● **Material shown**
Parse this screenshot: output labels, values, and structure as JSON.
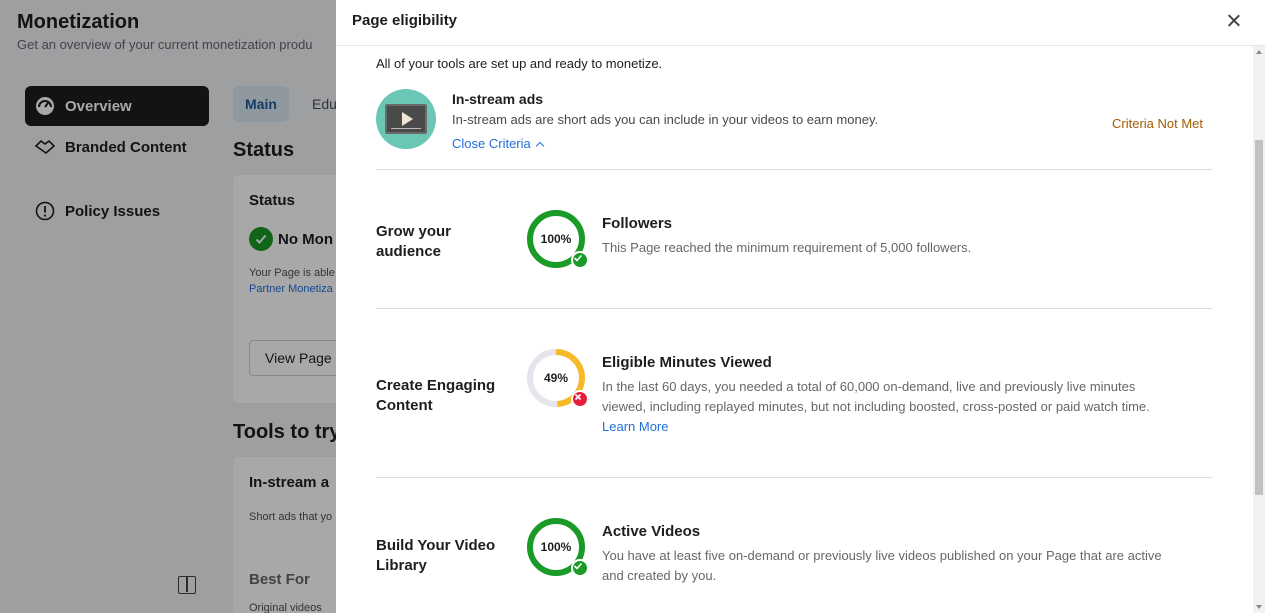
{
  "background": {
    "page_title": "Monetization",
    "page_subtitle": "Get an overview of your current monetization produ",
    "nav": [
      {
        "label": "Overview",
        "icon": "dashboard-icon"
      },
      {
        "label": "Branded Content",
        "icon": "handshake-icon"
      },
      {
        "label": "Policy Issues",
        "icon": "alert-circle-icon"
      }
    ],
    "tabs": [
      "Main",
      "Edu"
    ],
    "status_heading": "Status",
    "status_card": {
      "title": "Status",
      "state": "No Mon",
      "text": "Your Page is able",
      "link": "Partner Monetiza",
      "button": "View Page"
    },
    "tools_heading": "Tools to try",
    "tool_card": {
      "title": "In-stream a",
      "text": "Short ads that yo",
      "best_for": "Best For",
      "best_for_text": "Original videos"
    }
  },
  "dialog": {
    "title": "Page eligibility",
    "intro": "All of your tools are set up and ready to monetize.",
    "tool": {
      "name": "In-stream ads",
      "description": "In-stream ads are short ads you can include in your videos to earn money.",
      "toggle_label": "Close Criteria",
      "status": "Criteria Not Met",
      "icon": "video-play-icon"
    },
    "criteria": [
      {
        "category": "Grow your audience",
        "percent": 100,
        "percent_label": "100%",
        "met": true,
        "title": "Followers",
        "description": "This Page reached the minimum requirement of 5,000 followers.",
        "link": ""
      },
      {
        "category": "Create Engaging Content",
        "percent": 49,
        "percent_label": "49%",
        "met": false,
        "title": "Eligible Minutes Viewed",
        "description": "In the last 60 days, you needed a total of 60,000 on-demand, live and previously live minutes viewed, including replayed minutes, but not including boosted, cross-posted or paid watch time.",
        "link": "Learn More"
      },
      {
        "category": "Build Your Video Library",
        "percent": 100,
        "percent_label": "100%",
        "met": true,
        "title": "Active Videos",
        "description": "You have at least five on-demand or previously live videos published on your Page that are active and created by you.",
        "link": ""
      }
    ]
  },
  "colors": {
    "ring_complete": "#1a9a27",
    "ring_partial": "#f7b928",
    "ring_track": "#e4e6eb",
    "warning_text": "#a35d00",
    "link": "#216fdb"
  }
}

● **Given problem**
Go through the listing above and write it all out exactly, leaving out any picture.

● **The completed task**
Parse this screenshot: output labels, values, and structure as JSON.
{
  "background": {
    "page_title": "Monetization",
    "page_subtitle": "Get an overview of your current monetization produ",
    "nav": [
      {
        "label": "Overview",
        "icon": "dashboard-icon"
      },
      {
        "label": "Branded Content",
        "icon": "handshake-icon"
      },
      {
        "label": "Policy Issues",
        "icon": "alert-circle-icon"
      }
    ],
    "tabs": [
      "Main",
      "Edu"
    ],
    "status_heading": "Status",
    "status_card": {
      "title": "Status",
      "state": "No Mon",
      "text": "Your Page is able",
      "link": "Partner Monetiza",
      "button": "View Page"
    },
    "tools_heading": "Tools to try",
    "tool_card": {
      "title": "In-stream a",
      "text": "Short ads that yo",
      "best_for": "Best For",
      "best_for_text": "Original videos"
    }
  },
  "dialog": {
    "title": "Page eligibility",
    "intro": "All of your tools are set up and ready to monetize.",
    "tool": {
      "name": "In-stream ads",
      "description": "In-stream ads are short ads you can include in your videos to earn money.",
      "toggle_label": "Close Criteria",
      "status": "Criteria Not Met",
      "icon": "video-play-icon"
    },
    "criteria": [
      {
        "category": "Grow your audience",
        "percent": 100,
        "percent_label": "100%",
        "met": true,
        "title": "Followers",
        "description": "This Page reached the minimum requirement of 5,000 followers.",
        "link": ""
      },
      {
        "category": "Create Engaging Content",
        "percent": 49,
        "percent_label": "49%",
        "met": false,
        "title": "Eligible Minutes Viewed",
        "description": "In the last 60 days, you needed a total of 60,000 on-demand, live and previously live minutes viewed, including replayed minutes, but not including boosted, cross-posted or paid watch time.",
        "link": "Learn More"
      },
      {
        "category": "Build Your Video Library",
        "percent": 100,
        "percent_label": "100%",
        "met": true,
        "title": "Active Videos",
        "description": "You have at least five on-demand or previously live videos published on your Page that are active and created by you.",
        "link": ""
      }
    ]
  },
  "colors": {
    "ring_complete": "#1a9a27",
    "ring_partial": "#f7b928",
    "ring_track": "#e4e6eb",
    "warning_text": "#a35d00",
    "link": "#216fdb"
  }
}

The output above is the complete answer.